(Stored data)
○ ○ ○

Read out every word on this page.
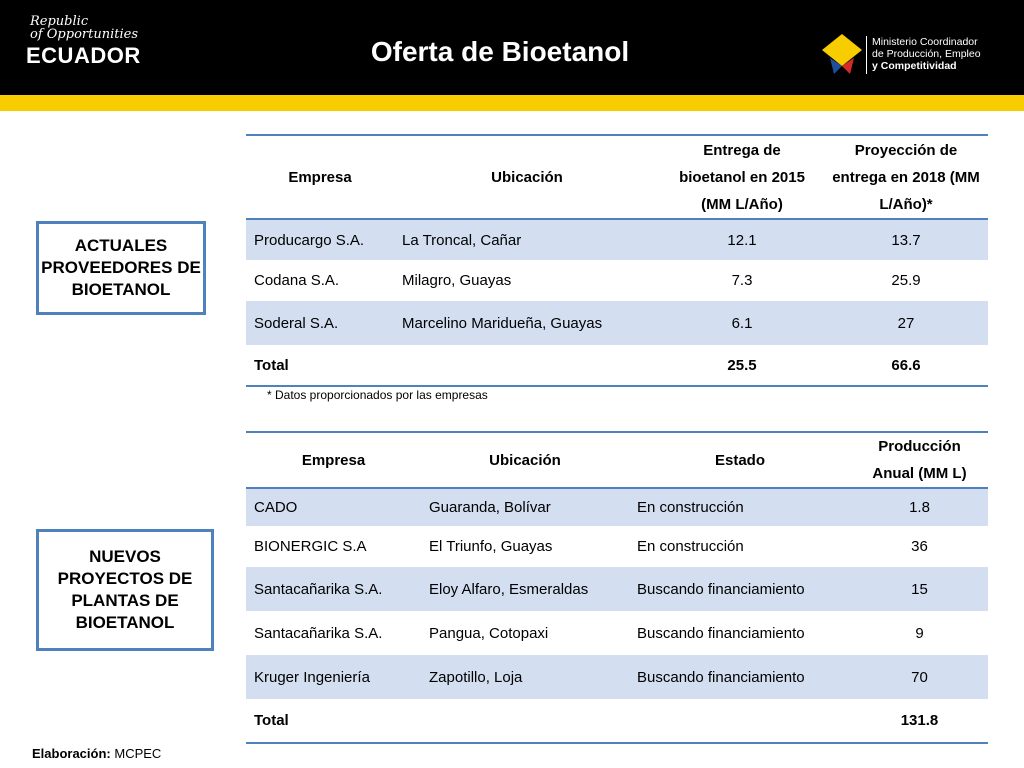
Republic
of Opportunities
ECUADOR	Oferta de Bioetanol	Ministerio Coordinador
de Producción, Empleo
y Competitividad
ACTUALES PROVEEDORES DE BIOETANOL
NUEVOS PROYECTOS DE PLANTAS DE BIOETANOL
Empresa	Ubicación	Entrega de bioetanol en 2015 (MM L/Año)	Proyección de entrega en 2018 (MM L/Año)*
Producargo S.A.	La Troncal, Cañar	12.1	13.7
Codana S.A.	Milagro, Guayas	7.3	25.9
Soderal S.A.	Marcelino Maridueña, Guayas	6.1	27
Total		25.5	66.6
* Datos proporcionados por las empresas
Empresa	Ubicación	Estado	Producción Anual (MM L)
CADO	Guaranda, Bolívar	En construcción	1.8
BIONERGIC S.A	El Triunfo, Guayas	En construcción	36
Santacañarika S.A.	Eloy Alfaro, Esmeraldas	Buscando financiamiento	15
Santacañarika S.A.	Pangua, Cotopaxi	Buscando financiamiento	9
Kruger Ingeniería	Zapotillo, Loja	Buscando financiamiento	70
Total			131.8
Elaboración: MCPEC
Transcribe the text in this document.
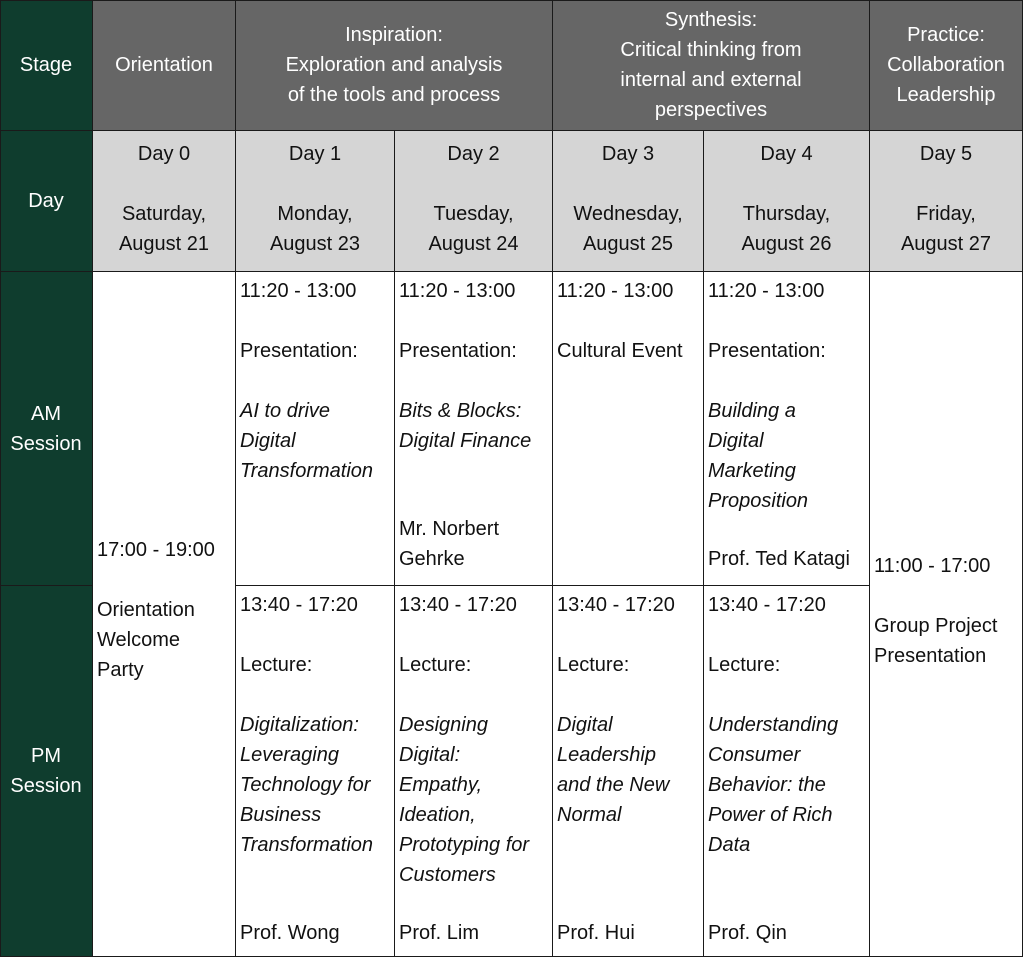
Stage
Day
AM
Session
PM
Session
Orientation
Inspiration:
Exploration and analysis
of the tools and process
Synthesis:
Critical thinking from
internal and external
perspectives
Practice:
Collaboration
Leadership
Day 0
Saturday,
August 21
Day 1
Monday,
August 23
Day 2
Tuesday,
August 24
Day 3
Wednesday,
August 25
Day 4
Thursday,
August 26
Day 5
Friday,
August 27
17:00 - 19:00
Orientation
Welcome
Party
11:20 - 13:00
Presentation:
AI to drive
Digital
Transformation
11:20 - 13:00
Presentation:
Bits & Blocks:
Digital Finance
Mr. Norbert
Gehrke
11:20 - 13:00
Cultural Event
11:20 - 13:00
Presentation:
Building a
Digital
Marketing
Proposition
Prof. Ted Katagi
13:40 - 17:20
Lecture:
Digitalization:
Leveraging
Technology for
Business
Transformation
Prof. Wong
13:40 - 17:20
Lecture:
Designing
Digital:
Empathy,
Ideation,
Prototyping for
Customers
Prof. Lim
13:40 - 17:20
Lecture:
Digital
Leadership
and the New
Normal
Prof. Hui
13:40 - 17:20
Lecture:
Understanding
Consumer
Behavior: the
Power of Rich
Data
Prof. Qin
11:00 - 17:00
Group Project
Presentation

○ ○ ○

• **Exercise**
Which lines hold the word "construcción"? Copy each of them from the records.

• **Answer to the problem**
CADO	Guaranda, Bolívar	En construcción	1.8
BIONERGIC S.A	El Triunfo, Guayas	En construcción	36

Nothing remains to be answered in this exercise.